GOAL OF THE EXERCISE:
Write out the data word for word, beginning at its first line and stopping after the line that contains "control-point-4 <box>167 304 175 312</box>".

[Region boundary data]
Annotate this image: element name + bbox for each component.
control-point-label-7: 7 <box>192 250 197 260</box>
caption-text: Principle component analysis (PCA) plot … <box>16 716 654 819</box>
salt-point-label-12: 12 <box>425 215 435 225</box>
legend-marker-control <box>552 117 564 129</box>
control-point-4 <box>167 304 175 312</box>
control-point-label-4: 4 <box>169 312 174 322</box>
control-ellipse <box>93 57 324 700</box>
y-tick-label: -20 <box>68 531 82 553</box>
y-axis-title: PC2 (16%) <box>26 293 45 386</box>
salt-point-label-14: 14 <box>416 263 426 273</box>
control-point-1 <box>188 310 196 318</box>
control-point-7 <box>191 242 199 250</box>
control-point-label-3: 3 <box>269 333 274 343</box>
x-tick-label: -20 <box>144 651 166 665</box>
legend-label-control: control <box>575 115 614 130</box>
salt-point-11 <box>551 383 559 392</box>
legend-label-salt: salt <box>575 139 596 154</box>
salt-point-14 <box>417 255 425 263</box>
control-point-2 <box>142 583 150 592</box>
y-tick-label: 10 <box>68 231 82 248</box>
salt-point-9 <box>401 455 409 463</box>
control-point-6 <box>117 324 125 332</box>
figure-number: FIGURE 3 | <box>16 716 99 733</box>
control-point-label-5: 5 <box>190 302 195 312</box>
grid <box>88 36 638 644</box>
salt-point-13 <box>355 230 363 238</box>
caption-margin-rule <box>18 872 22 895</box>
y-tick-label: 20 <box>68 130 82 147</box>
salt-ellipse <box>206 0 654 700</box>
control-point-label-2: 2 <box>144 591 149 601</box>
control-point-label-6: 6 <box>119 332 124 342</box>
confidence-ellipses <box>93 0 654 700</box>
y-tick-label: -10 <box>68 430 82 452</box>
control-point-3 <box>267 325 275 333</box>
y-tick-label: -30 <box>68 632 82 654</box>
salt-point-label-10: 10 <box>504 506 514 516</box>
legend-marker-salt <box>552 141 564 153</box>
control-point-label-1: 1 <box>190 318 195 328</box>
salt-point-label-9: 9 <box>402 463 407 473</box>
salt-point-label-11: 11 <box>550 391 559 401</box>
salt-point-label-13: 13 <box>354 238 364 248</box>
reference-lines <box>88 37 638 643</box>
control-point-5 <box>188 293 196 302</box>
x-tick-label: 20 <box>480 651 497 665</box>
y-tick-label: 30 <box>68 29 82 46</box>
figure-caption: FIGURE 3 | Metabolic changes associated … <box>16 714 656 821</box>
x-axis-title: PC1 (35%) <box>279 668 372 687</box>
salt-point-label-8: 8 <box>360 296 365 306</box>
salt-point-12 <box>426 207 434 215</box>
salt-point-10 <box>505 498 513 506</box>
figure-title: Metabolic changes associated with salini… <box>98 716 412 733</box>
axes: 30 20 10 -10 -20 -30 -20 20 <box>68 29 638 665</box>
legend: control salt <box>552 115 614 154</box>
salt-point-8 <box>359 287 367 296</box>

OUTPUT OF THE TASK:
Annotate this image: element name + bbox for each component.
control-point-label-7: 7 <box>192 250 197 260</box>
caption-text: Principle component analysis (PCA) plot … <box>16 716 654 819</box>
salt-point-label-12: 12 <box>425 215 435 225</box>
legend-marker-control <box>552 117 564 129</box>
control-point-4 <box>167 304 175 312</box>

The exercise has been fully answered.